Objective
Return each line of the data below exactly, omitting any pictures.

Stored data:
☆ ☆ ☆ ☆ ☆

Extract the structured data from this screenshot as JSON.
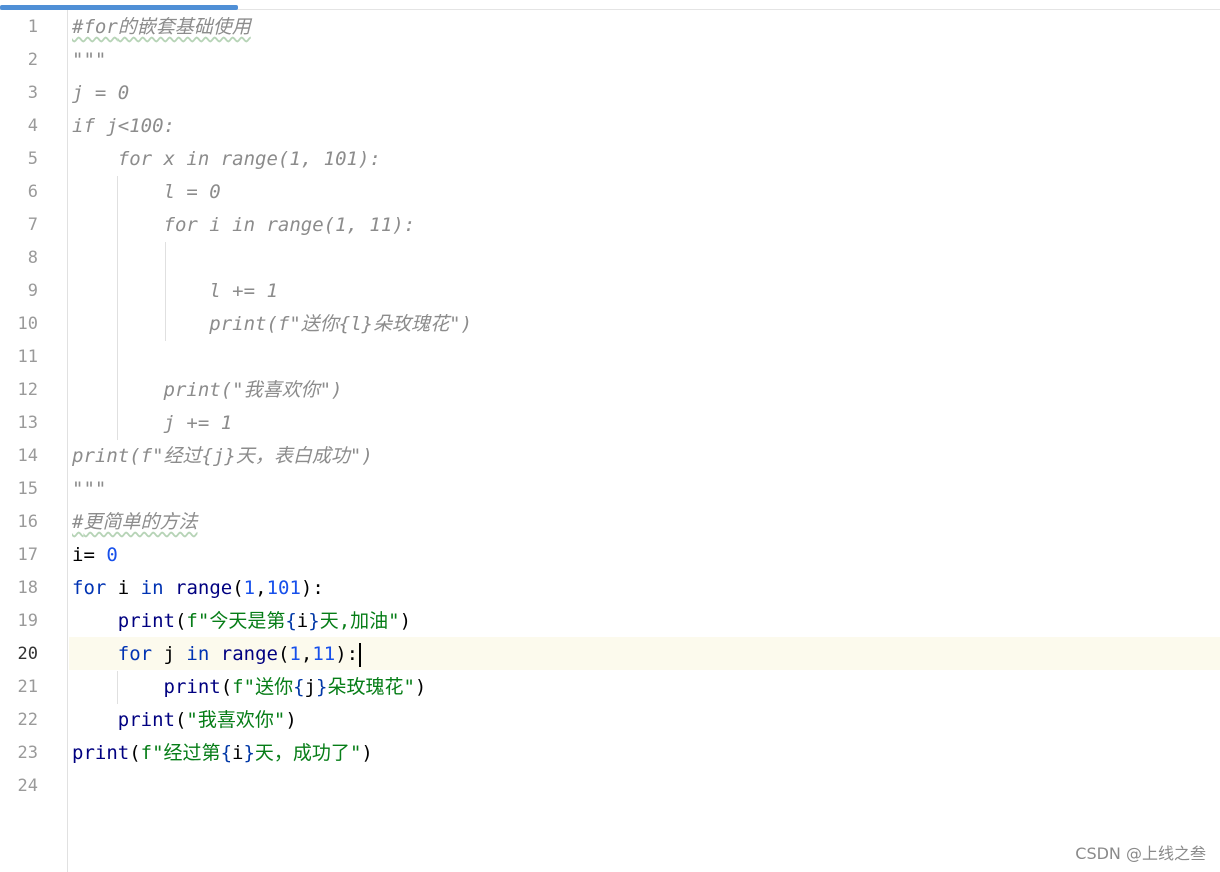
{
  "editor": {
    "watermark": "CSDN @上线之叁",
    "current_line": 20
  },
  "line_numbers": [
    "1",
    "2",
    "3",
    "4",
    "5",
    "6",
    "7",
    "8",
    "9",
    "10",
    "11",
    "12",
    "13",
    "14",
    "15",
    "16",
    "17",
    "18",
    "19",
    "20",
    "21",
    "22",
    "23",
    "24"
  ],
  "lines": [
    "#for的嵌套基础使用",
    "\"\"\"",
    "j = 0",
    "if j<100:",
    "    for x in range(1, 101):",
    "        l = 0",
    "        for i in range(1, 11):",
    "",
    "            l += 1",
    "            print(f\"送你{l}朵玫瑰花\")",
    "",
    "        print(\"我喜欢你\")",
    "        j += 1",
    "print(f\"经过{j}天，表白成功\")",
    "\"\"\"",
    "#更简单的方法",
    "i= 0",
    "for i in range(1,101):",
    "    print(f\"今天是第{i}天,加油\")",
    "    for j in range(1,11):",
    "        print(f\"送你{j}朵玫瑰花\")",
    "    print(\"我喜欢你\")",
    "print(f\"经过第{i}天，成功了\")",
    ""
  ],
  "colors": {
    "comment": "#8c8c8c",
    "keyword": "#0033b3",
    "builtin": "#000080",
    "number": "#1750eb",
    "string": "#067d17",
    "current_line_bg": "#fcfaed"
  }
}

☆ ☆ ☆ ☆ ☆

Solution to this task
Extract the structured data from this screenshot as JSON.
{
  "editor": {
    "watermark": "CSDN @上线之叁",
    "current_line": 20
  },
  "line_numbers": [
    "1",
    "2",
    "3",
    "4",
    "5",
    "6",
    "7",
    "8",
    "9",
    "10",
    "11",
    "12",
    "13",
    "14",
    "15",
    "16",
    "17",
    "18",
    "19",
    "20",
    "21",
    "22",
    "23",
    "24"
  ],
  "lines": [
    "#for的嵌套基础使用",
    "\"\"\"",
    "j = 0",
    "if j<100:",
    "    for x in range(1, 101):",
    "        l = 0",
    "        for i in range(1, 11):",
    "",
    "            l += 1",
    "            print(f\"送你{l}朵玫瑰花\")",
    "",
    "        print(\"我喜欢你\")",
    "        j += 1",
    "print(f\"经过{j}天，表白成功\")",
    "\"\"\"",
    "#更简单的方法",
    "i= 0",
    "for i in range(1,101):",
    "    print(f\"今天是第{i}天,加油\")",
    "    for j in range(1,11):",
    "        print(f\"送你{j}朵玫瑰花\")",
    "    print(\"我喜欢你\")",
    "print(f\"经过第{i}天，成功了\")",
    ""
  ],
  "colors": {
    "comment": "#8c8c8c",
    "keyword": "#0033b3",
    "builtin": "#000080",
    "number": "#1750eb",
    "string": "#067d17",
    "current_line_bg": "#fcfaed"
  }
}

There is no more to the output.